— Start DATASET RECORDS —

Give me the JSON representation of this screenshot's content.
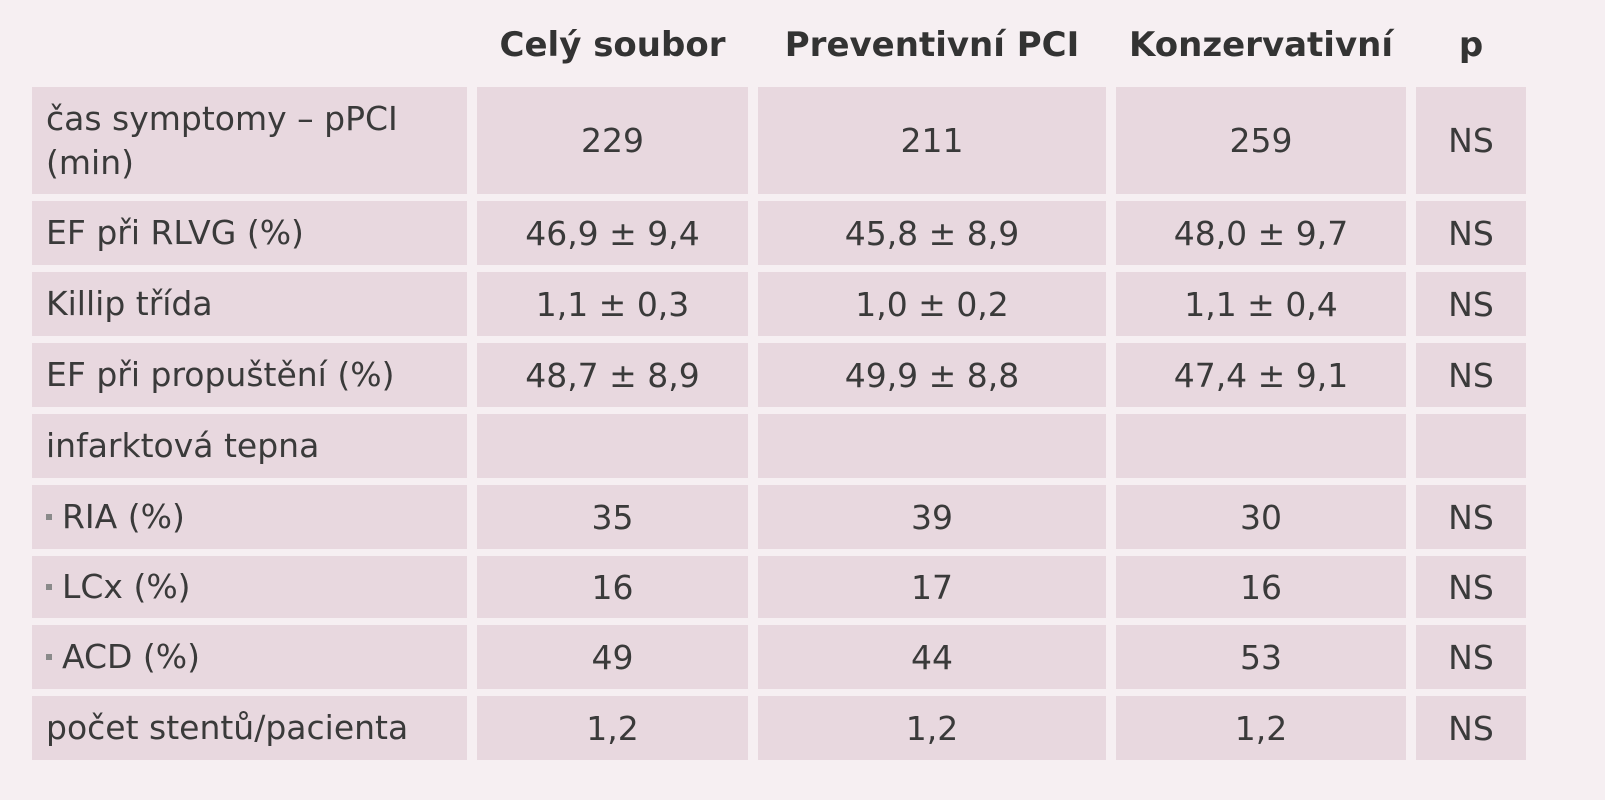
{
  "table": {
    "columns": [
      "Celý soubor",
      "Preventivní PCI",
      "Konzervativní",
      "p"
    ],
    "rows": [
      {
        "label": "čas symptomy – pPCI (min)",
        "cells": [
          "229",
          "211",
          "259",
          "NS"
        ]
      },
      {
        "label": "EF při RLVG (%)",
        "cells": [
          "46,9 ± 9,4",
          "45,8 ± 8,9",
          "48,0 ± 9,7",
          "NS"
        ]
      },
      {
        "label": "Killip třída",
        "cells": [
          "1,1 ± 0,3",
          "1,0 ± 0,2",
          "1,1 ± 0,4",
          "NS"
        ]
      },
      {
        "label": "EF při propuštění (%)",
        "cells": [
          "48,7 ± 8,9",
          "49,9 ± 8,8",
          "47,4 ± 9,1",
          "NS"
        ]
      },
      {
        "label": "infarktová tepna",
        "cells": []
      },
      {
        "label": "RIA (%)",
        "bullet": true,
        "cells": [
          "35",
          "39",
          "30",
          "NS"
        ]
      },
      {
        "label": "LCx (%)",
        "bullet": true,
        "cells": [
          "16",
          "17",
          "16",
          "NS"
        ]
      },
      {
        "label": "ACD (%)",
        "bullet": true,
        "cells": [
          "49",
          "44",
          "53",
          "NS"
        ]
      },
      {
        "label": "počet stentů/pacienta",
        "cells": [
          "1,2",
          "1,2",
          "1,2",
          "NS"
        ]
      }
    ]
  }
}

— End DATASET RECORDS —

TASK PROMPT: Filter the records down to the lines that contain the string "label", and copy those lines.

FINAL ANSWER:
        "label": "čas symptomy – pPCI (min)",
        "label": "EF při RLVG (%)",
        "label": "Killip třída",
        "label": "EF při propuštění (%)",
        "label": "infarktová tepna",
        "label": "RIA (%)",
        "label": "LCx (%)",
        "label": "ACD (%)",
        "label": "počet stentů/pacienta",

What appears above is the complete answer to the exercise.